Your task is to transcribe the records exactly, skipping every image.

Dataset excerpts ->
○ ○ ○ ○
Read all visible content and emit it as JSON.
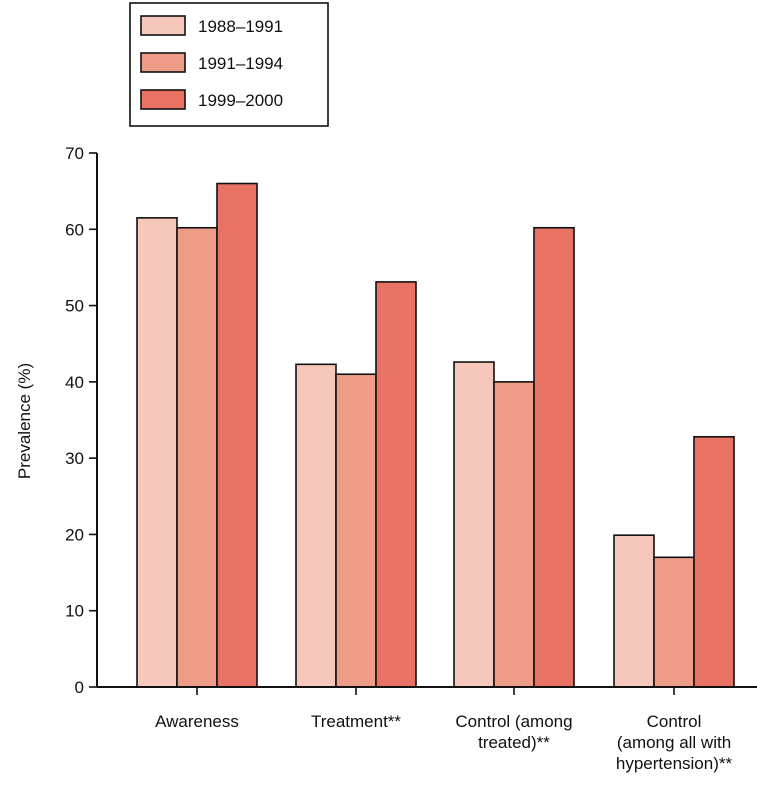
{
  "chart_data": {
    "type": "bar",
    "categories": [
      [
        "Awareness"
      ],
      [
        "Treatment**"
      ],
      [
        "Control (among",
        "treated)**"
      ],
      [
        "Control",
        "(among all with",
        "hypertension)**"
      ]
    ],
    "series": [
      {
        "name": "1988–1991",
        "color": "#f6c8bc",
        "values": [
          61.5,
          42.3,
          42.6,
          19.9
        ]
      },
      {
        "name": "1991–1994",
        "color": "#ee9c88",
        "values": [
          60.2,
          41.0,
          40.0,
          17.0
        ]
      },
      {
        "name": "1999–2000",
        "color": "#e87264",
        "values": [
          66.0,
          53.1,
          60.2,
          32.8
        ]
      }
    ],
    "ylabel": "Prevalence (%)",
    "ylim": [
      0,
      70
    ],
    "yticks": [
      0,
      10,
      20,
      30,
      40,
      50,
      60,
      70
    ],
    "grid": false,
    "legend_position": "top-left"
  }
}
○ ○ ○ ○
Result of the task ->
Read all visible content and emit it as JSON.
{
  "chart_data": {
    "type": "bar",
    "categories": [
      [
        "Awareness"
      ],
      [
        "Treatment**"
      ],
      [
        "Control (among",
        "treated)**"
      ],
      [
        "Control",
        "(among all with",
        "hypertension)**"
      ]
    ],
    "series": [
      {
        "name": "1988–1991",
        "color": "#f6c8bc",
        "values": [
          61.5,
          42.3,
          42.6,
          19.9
        ]
      },
      {
        "name": "1991–1994",
        "color": "#ee9c88",
        "values": [
          60.2,
          41.0,
          40.0,
          17.0
        ]
      },
      {
        "name": "1999–2000",
        "color": "#e87264",
        "values": [
          66.0,
          53.1,
          60.2,
          32.8
        ]
      }
    ],
    "ylabel": "Prevalence (%)",
    "ylim": [
      0,
      70
    ],
    "yticks": [
      0,
      10,
      20,
      30,
      40,
      50,
      60,
      70
    ],
    "grid": false,
    "legend_position": "top-left"
  }
}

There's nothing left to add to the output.